### What is needed
Write the data out again in full, with no departure from the original.

begin Supplied material

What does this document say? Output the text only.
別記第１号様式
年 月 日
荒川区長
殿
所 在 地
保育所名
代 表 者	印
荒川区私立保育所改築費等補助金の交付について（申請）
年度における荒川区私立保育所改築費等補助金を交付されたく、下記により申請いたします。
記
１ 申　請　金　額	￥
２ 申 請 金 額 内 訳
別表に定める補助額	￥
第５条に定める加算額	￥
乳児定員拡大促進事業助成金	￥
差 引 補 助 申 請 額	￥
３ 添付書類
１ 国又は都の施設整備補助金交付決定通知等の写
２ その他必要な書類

end Supplied material

### Reply
What does this document say? Output the text only.
別記第１号様式
年 月 日
荒川区長
殿
所 在 地
保育所名
代 表 者	印
荒川区私立保育所改築費等補助金の交付について（申請）
年度における荒川区私立保育所改築費等補助金を交付されたく、下記により申請いたします。
記
１ 申　請　金　額	￥
２ 申 請 金 額 内 訳
別表に定める補助額	￥
第５条に定める加算額	￥
乳児定員拡大促進事業助成金	￥
差 引 補 助 申 請 額	￥
３ 添付書類
１ 国又は都の施設整備補助金交付決定通知等の写
２ その他必要な書類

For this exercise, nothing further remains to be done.